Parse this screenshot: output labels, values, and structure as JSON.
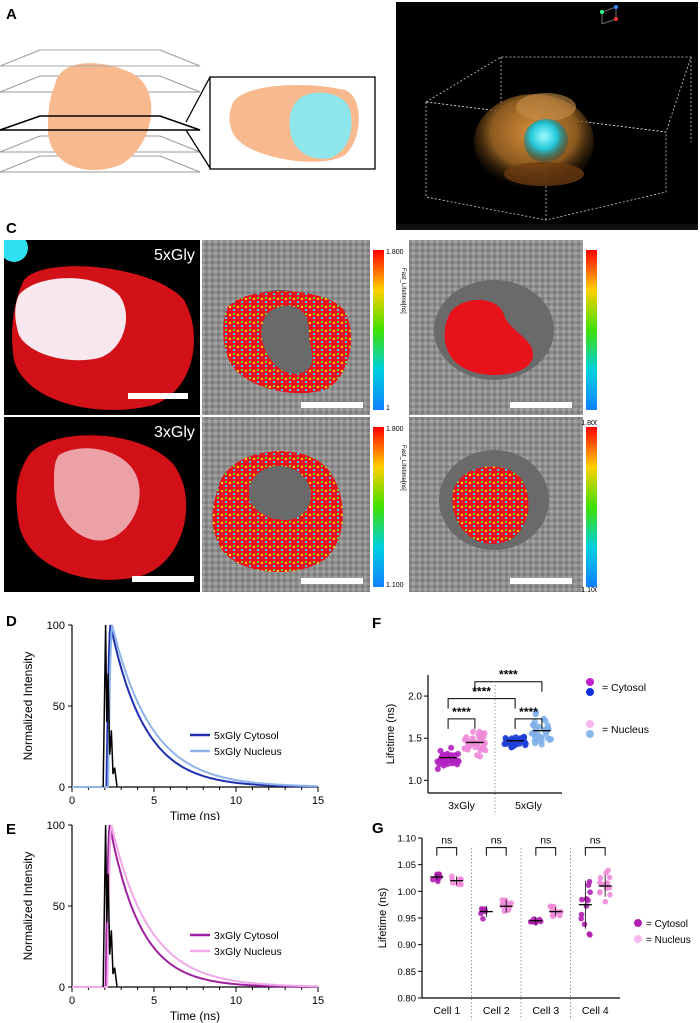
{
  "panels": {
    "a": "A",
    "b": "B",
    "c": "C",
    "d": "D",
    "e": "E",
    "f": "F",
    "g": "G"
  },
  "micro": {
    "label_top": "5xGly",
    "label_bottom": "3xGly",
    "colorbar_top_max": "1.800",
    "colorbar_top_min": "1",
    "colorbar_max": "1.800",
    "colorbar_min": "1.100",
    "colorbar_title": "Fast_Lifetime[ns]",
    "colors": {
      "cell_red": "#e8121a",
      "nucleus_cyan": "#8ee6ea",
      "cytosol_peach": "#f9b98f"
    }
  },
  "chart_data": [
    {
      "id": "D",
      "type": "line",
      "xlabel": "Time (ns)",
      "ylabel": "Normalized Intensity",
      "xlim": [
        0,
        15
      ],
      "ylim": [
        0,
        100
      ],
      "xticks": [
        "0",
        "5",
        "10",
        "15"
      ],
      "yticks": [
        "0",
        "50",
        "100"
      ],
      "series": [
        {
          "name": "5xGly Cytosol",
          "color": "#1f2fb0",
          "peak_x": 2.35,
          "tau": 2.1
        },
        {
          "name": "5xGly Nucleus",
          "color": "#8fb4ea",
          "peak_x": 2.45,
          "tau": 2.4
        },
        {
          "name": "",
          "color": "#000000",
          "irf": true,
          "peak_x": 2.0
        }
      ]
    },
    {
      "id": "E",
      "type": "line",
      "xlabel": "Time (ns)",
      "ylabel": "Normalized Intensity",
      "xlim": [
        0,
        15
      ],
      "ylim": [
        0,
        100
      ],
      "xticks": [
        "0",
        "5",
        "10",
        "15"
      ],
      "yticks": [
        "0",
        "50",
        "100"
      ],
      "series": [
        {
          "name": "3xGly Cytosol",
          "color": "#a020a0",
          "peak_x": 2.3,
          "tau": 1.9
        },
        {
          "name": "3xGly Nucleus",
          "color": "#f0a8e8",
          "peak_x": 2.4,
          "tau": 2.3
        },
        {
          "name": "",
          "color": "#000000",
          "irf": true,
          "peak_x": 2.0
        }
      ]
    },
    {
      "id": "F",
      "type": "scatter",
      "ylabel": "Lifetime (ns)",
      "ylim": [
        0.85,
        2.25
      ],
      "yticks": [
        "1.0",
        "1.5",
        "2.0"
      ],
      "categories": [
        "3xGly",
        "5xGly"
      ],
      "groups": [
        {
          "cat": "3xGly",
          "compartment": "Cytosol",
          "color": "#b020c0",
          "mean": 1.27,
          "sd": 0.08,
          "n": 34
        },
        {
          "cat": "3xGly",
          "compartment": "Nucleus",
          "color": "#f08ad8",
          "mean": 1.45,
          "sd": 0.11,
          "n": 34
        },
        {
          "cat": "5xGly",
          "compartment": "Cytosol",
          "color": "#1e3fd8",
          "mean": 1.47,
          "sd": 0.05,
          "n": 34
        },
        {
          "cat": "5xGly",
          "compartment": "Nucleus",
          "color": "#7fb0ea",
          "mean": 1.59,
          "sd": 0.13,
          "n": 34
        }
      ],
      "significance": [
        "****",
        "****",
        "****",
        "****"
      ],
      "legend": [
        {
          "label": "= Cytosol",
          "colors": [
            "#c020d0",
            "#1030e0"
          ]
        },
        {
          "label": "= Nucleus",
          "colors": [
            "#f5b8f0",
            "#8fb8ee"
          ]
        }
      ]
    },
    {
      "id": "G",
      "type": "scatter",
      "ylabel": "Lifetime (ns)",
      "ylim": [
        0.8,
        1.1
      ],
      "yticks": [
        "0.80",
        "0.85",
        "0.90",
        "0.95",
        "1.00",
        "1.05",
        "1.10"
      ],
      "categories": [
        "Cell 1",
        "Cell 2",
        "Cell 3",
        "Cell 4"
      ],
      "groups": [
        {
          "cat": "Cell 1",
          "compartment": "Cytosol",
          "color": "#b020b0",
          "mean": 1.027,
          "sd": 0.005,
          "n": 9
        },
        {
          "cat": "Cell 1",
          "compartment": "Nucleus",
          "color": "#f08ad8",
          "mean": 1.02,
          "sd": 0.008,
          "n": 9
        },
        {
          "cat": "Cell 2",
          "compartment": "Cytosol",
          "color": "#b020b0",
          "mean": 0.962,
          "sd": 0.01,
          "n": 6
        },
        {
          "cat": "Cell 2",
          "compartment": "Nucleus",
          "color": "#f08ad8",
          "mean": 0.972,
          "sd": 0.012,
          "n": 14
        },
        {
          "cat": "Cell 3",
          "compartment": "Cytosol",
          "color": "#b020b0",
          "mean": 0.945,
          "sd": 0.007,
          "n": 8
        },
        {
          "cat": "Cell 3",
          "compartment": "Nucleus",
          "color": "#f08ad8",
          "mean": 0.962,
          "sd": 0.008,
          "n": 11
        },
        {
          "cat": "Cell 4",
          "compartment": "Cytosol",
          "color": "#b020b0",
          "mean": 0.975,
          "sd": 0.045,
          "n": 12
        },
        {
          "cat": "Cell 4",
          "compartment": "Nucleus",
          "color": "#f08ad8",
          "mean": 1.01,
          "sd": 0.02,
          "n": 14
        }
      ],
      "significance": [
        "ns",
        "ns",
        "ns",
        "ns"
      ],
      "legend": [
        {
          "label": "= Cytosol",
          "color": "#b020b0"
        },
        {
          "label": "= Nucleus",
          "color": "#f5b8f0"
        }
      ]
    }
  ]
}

--- --- ---

*Work to complete*: Restate the whole listing above exactly, please, omitting every image.

*Response to this exercise*:
Parse this screenshot: output labels, values, and structure as JSON.
{
  "panels": {
    "a": "A",
    "b": "B",
    "c": "C",
    "d": "D",
    "e": "E",
    "f": "F",
    "g": "G"
  },
  "micro": {
    "label_top": "5xGly",
    "label_bottom": "3xGly",
    "colorbar_top_max": "1.800",
    "colorbar_top_min": "1",
    "colorbar_max": "1.800",
    "colorbar_min": "1.100",
    "colorbar_title": "Fast_Lifetime[ns]",
    "colors": {
      "cell_red": "#e8121a",
      "nucleus_cyan": "#8ee6ea",
      "cytosol_peach": "#f9b98f"
    }
  },
  "chart_data": [
    {
      "id": "D",
      "type": "line",
      "xlabel": "Time (ns)",
      "ylabel": "Normalized Intensity",
      "xlim": [
        0,
        15
      ],
      "ylim": [
        0,
        100
      ],
      "xticks": [
        "0",
        "5",
        "10",
        "15"
      ],
      "yticks": [
        "0",
        "50",
        "100"
      ],
      "series": [
        {
          "name": "5xGly Cytosol",
          "color": "#1f2fb0",
          "peak_x": 2.35,
          "tau": 2.1
        },
        {
          "name": "5xGly Nucleus",
          "color": "#8fb4ea",
          "peak_x": 2.45,
          "tau": 2.4
        },
        {
          "name": "",
          "color": "#000000",
          "irf": true,
          "peak_x": 2.0
        }
      ]
    },
    {
      "id": "E",
      "type": "line",
      "xlabel": "Time (ns)",
      "ylabel": "Normalized Intensity",
      "xlim": [
        0,
        15
      ],
      "ylim": [
        0,
        100
      ],
      "xticks": [
        "0",
        "5",
        "10",
        "15"
      ],
      "yticks": [
        "0",
        "50",
        "100"
      ],
      "series": [
        {
          "name": "3xGly Cytosol",
          "color": "#a020a0",
          "peak_x": 2.3,
          "tau": 1.9
        },
        {
          "name": "3xGly Nucleus",
          "color": "#f0a8e8",
          "peak_x": 2.4,
          "tau": 2.3
        },
        {
          "name": "",
          "color": "#000000",
          "irf": true,
          "peak_x": 2.0
        }
      ]
    },
    {
      "id": "F",
      "type": "scatter",
      "ylabel": "Lifetime (ns)",
      "ylim": [
        0.85,
        2.25
      ],
      "yticks": [
        "1.0",
        "1.5",
        "2.0"
      ],
      "categories": [
        "3xGly",
        "5xGly"
      ],
      "groups": [
        {
          "cat": "3xGly",
          "compartment": "Cytosol",
          "color": "#b020c0",
          "mean": 1.27,
          "sd": 0.08,
          "n": 34
        },
        {
          "cat": "3xGly",
          "compartment": "Nucleus",
          "color": "#f08ad8",
          "mean": 1.45,
          "sd": 0.11,
          "n": 34
        },
        {
          "cat": "5xGly",
          "compartment": "Cytosol",
          "color": "#1e3fd8",
          "mean": 1.47,
          "sd": 0.05,
          "n": 34
        },
        {
          "cat": "5xGly",
          "compartment": "Nucleus",
          "color": "#7fb0ea",
          "mean": 1.59,
          "sd": 0.13,
          "n": 34
        }
      ],
      "significance": [
        "****",
        "****",
        "****",
        "****"
      ],
      "legend": [
        {
          "label": "= Cytosol",
          "colors": [
            "#c020d0",
            "#1030e0"
          ]
        },
        {
          "label": "= Nucleus",
          "colors": [
            "#f5b8f0",
            "#8fb8ee"
          ]
        }
      ]
    },
    {
      "id": "G",
      "type": "scatter",
      "ylabel": "Lifetime (ns)",
      "ylim": [
        0.8,
        1.1
      ],
      "yticks": [
        "0.80",
        "0.85",
        "0.90",
        "0.95",
        "1.00",
        "1.05",
        "1.10"
      ],
      "categories": [
        "Cell 1",
        "Cell 2",
        "Cell 3",
        "Cell 4"
      ],
      "groups": [
        {
          "cat": "Cell 1",
          "compartment": "Cytosol",
          "color": "#b020b0",
          "mean": 1.027,
          "sd": 0.005,
          "n": 9
        },
        {
          "cat": "Cell 1",
          "compartment": "Nucleus",
          "color": "#f08ad8",
          "mean": 1.02,
          "sd": 0.008,
          "n": 9
        },
        {
          "cat": "Cell 2",
          "compartment": "Cytosol",
          "color": "#b020b0",
          "mean": 0.962,
          "sd": 0.01,
          "n": 6
        },
        {
          "cat": "Cell 2",
          "compartment": "Nucleus",
          "color": "#f08ad8",
          "mean": 0.972,
          "sd": 0.012,
          "n": 14
        },
        {
          "cat": "Cell 3",
          "compartment": "Cytosol",
          "color": "#b020b0",
          "mean": 0.945,
          "sd": 0.007,
          "n": 8
        },
        {
          "cat": "Cell 3",
          "compartment": "Nucleus",
          "color": "#f08ad8",
          "mean": 0.962,
          "sd": 0.008,
          "n": 11
        },
        {
          "cat": "Cell 4",
          "compartment": "Cytosol",
          "color": "#b020b0",
          "mean": 0.975,
          "sd": 0.045,
          "n": 12
        },
        {
          "cat": "Cell 4",
          "compartment": "Nucleus",
          "color": "#f08ad8",
          "mean": 1.01,
          "sd": 0.02,
          "n": 14
        }
      ],
      "significance": [
        "ns",
        "ns",
        "ns",
        "ns"
      ],
      "legend": [
        {
          "label": "= Cytosol",
          "color": "#b020b0"
        },
        {
          "label": "= Nucleus",
          "color": "#f5b8f0"
        }
      ]
    }
  ]
}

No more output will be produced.